Reply with only the number of lines that contain the string "Next".

§ **Extracted information**
** begin **

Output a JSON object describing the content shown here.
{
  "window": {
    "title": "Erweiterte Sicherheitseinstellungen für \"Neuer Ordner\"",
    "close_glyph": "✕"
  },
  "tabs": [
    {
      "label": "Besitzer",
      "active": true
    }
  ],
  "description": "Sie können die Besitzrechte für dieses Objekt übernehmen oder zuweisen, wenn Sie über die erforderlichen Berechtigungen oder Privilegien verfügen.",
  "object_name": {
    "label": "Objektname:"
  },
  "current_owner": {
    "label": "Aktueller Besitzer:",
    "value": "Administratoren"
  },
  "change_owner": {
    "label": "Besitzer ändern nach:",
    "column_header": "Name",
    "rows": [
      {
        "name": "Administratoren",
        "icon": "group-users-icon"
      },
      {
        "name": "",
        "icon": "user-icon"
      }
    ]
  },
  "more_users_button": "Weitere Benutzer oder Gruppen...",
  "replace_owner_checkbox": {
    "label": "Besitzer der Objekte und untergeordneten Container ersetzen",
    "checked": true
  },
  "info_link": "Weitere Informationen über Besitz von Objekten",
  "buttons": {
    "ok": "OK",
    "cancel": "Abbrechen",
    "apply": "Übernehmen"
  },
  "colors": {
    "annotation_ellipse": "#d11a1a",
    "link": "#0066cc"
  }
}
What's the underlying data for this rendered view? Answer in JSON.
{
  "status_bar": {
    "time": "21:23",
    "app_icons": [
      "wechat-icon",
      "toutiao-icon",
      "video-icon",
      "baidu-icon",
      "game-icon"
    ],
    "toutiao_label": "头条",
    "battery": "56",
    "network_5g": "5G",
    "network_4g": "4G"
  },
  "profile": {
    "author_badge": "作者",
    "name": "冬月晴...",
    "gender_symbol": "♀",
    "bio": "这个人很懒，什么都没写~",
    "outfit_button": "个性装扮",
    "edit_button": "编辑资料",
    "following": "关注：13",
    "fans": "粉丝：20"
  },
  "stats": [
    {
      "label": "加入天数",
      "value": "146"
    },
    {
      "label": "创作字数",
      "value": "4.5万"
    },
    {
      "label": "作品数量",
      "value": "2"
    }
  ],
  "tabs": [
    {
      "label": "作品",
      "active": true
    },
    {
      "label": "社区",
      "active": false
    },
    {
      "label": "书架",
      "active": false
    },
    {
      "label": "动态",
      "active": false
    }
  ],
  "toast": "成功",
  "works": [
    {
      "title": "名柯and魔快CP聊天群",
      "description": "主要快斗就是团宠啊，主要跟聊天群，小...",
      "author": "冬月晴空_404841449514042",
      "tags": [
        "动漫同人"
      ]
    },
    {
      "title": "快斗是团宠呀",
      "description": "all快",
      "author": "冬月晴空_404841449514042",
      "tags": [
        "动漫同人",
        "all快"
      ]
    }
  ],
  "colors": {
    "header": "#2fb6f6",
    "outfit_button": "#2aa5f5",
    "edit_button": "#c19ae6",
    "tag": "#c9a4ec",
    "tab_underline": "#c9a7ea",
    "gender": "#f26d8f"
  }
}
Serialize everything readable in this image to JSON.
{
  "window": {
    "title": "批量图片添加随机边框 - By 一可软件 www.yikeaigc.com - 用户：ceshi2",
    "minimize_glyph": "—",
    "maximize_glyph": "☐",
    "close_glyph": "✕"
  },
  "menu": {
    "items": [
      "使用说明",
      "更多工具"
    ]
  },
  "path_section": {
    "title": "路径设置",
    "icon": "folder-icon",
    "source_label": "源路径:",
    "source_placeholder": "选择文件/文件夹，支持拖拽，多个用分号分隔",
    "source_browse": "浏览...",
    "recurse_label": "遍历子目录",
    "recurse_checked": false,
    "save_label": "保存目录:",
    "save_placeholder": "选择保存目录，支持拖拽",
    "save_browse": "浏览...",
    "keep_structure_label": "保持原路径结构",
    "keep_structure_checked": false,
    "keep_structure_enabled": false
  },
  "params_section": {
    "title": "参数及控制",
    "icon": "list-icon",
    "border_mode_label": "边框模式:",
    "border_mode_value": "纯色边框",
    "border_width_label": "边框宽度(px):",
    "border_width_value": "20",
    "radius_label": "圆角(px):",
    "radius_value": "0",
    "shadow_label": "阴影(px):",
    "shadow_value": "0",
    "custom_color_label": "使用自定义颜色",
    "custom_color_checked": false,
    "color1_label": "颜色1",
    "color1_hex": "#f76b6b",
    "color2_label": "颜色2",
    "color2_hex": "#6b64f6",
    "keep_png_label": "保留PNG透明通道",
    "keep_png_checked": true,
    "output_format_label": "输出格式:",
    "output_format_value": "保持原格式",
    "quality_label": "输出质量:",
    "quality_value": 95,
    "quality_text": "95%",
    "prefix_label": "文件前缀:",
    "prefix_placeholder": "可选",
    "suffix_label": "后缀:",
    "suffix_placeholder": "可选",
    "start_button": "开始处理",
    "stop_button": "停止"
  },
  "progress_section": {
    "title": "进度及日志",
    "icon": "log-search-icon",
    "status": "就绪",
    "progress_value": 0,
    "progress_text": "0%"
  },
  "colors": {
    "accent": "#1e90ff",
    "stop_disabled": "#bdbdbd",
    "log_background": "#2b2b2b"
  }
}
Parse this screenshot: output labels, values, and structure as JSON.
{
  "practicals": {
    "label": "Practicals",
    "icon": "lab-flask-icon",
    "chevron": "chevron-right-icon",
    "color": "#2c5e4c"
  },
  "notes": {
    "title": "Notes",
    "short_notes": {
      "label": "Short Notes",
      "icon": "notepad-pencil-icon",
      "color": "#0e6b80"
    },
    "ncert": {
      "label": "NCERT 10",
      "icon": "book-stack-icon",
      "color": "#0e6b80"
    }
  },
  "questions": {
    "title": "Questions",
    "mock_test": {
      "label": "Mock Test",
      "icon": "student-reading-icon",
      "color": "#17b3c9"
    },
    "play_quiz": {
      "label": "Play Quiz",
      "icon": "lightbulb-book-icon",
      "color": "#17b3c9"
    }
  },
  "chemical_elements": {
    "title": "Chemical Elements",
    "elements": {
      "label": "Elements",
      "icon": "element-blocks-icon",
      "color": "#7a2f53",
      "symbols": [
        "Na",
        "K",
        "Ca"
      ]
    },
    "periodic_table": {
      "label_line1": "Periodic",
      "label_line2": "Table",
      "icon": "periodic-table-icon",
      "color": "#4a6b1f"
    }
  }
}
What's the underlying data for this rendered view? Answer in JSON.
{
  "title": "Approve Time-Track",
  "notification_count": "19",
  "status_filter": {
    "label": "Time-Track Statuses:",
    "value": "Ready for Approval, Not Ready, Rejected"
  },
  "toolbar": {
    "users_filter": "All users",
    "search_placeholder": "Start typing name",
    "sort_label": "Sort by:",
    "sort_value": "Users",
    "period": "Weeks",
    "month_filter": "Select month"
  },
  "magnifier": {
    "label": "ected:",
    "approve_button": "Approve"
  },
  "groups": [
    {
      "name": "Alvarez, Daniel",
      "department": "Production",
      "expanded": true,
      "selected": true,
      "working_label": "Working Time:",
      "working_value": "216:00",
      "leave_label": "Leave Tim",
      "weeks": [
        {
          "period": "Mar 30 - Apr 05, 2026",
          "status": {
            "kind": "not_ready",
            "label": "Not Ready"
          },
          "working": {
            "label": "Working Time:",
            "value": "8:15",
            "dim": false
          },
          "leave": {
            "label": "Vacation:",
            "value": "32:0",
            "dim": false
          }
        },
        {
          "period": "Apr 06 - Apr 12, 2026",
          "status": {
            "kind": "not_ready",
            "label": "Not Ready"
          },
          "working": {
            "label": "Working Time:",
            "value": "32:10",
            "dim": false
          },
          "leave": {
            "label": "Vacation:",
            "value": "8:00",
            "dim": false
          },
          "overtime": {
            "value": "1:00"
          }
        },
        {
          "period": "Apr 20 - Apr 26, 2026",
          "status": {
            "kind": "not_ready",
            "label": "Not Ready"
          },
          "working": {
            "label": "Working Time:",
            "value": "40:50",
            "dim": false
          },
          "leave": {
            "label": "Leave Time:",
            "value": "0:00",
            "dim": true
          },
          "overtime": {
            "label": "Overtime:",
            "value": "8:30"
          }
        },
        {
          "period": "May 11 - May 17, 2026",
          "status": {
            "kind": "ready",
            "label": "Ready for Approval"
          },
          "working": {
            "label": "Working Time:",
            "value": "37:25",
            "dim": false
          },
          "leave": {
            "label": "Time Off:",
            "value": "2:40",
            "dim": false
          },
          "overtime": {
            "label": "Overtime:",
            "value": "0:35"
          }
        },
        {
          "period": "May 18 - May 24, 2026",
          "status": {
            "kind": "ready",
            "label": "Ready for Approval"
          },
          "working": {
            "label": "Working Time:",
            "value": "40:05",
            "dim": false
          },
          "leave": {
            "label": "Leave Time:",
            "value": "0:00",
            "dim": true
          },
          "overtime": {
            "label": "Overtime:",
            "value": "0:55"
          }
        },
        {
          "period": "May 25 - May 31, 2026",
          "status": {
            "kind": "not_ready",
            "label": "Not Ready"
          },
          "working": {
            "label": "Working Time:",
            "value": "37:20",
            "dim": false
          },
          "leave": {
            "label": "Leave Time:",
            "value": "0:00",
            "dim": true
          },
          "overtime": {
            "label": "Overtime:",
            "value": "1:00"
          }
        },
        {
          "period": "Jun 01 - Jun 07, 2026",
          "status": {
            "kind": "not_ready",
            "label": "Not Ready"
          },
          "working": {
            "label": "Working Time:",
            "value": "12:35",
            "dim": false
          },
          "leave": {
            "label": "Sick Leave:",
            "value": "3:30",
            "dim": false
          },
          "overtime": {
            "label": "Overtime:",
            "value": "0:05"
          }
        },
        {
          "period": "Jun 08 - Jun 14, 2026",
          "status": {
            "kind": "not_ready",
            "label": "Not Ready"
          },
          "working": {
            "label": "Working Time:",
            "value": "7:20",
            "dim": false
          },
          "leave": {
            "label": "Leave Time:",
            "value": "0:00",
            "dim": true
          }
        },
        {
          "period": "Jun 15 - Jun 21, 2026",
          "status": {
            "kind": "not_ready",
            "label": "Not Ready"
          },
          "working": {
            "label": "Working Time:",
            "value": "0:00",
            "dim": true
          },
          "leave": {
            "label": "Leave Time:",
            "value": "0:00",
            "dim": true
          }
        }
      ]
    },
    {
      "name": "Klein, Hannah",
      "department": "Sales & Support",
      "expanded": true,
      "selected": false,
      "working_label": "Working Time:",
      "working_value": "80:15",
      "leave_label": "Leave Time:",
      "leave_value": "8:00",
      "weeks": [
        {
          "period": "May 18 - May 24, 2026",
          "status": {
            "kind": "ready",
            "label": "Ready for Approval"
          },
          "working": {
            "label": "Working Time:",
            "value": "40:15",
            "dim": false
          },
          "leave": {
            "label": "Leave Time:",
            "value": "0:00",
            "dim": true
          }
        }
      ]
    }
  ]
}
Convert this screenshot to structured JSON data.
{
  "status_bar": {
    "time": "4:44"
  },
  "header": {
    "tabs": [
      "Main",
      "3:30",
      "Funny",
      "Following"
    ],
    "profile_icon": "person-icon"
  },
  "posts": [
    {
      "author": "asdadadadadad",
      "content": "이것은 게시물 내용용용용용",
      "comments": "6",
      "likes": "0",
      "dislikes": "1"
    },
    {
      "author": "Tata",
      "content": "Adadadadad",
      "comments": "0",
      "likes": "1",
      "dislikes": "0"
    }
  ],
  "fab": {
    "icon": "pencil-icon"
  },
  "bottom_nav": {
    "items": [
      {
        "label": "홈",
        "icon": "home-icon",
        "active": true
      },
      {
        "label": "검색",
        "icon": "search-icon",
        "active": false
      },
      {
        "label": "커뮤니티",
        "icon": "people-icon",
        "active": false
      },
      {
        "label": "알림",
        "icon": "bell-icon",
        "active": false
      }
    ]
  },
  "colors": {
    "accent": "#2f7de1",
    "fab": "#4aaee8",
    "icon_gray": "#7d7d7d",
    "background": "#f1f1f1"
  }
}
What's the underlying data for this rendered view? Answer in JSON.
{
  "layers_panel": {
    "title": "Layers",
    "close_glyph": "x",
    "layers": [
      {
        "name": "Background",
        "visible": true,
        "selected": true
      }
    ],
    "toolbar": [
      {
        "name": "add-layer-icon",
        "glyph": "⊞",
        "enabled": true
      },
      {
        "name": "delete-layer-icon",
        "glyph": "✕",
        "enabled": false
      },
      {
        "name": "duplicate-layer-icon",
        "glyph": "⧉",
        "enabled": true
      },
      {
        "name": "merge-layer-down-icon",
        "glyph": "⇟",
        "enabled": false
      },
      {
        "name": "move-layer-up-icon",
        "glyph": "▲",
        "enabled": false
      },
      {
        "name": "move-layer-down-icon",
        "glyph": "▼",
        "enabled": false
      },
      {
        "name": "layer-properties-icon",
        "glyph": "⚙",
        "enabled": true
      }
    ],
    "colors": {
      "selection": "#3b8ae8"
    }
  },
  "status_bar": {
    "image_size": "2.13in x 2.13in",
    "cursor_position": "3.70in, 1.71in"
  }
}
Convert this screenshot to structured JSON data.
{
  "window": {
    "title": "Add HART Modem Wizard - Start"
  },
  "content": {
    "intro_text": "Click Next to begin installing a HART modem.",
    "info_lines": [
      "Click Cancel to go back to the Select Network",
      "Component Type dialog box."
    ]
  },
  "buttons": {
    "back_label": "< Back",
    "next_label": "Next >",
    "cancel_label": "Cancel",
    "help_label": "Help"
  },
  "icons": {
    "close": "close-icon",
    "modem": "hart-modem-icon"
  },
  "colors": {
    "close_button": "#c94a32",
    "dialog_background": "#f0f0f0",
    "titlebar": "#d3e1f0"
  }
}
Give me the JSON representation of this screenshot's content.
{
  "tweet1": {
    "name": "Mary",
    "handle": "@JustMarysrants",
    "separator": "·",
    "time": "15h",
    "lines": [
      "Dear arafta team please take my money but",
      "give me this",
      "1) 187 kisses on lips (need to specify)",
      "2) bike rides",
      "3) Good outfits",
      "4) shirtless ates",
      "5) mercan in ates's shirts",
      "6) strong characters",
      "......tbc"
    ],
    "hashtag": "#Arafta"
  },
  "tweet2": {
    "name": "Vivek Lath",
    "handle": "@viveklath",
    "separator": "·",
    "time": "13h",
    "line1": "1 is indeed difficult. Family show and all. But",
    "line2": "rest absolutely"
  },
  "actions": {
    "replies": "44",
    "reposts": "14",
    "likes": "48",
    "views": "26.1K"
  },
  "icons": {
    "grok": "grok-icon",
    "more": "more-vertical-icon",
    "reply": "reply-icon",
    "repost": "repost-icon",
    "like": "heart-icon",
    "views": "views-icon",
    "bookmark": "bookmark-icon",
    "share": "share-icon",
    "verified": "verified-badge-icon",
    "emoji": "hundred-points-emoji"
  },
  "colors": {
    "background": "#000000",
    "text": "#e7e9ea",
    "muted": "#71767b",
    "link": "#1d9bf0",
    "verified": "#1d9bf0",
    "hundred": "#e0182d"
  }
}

** end **

§ **The response**
2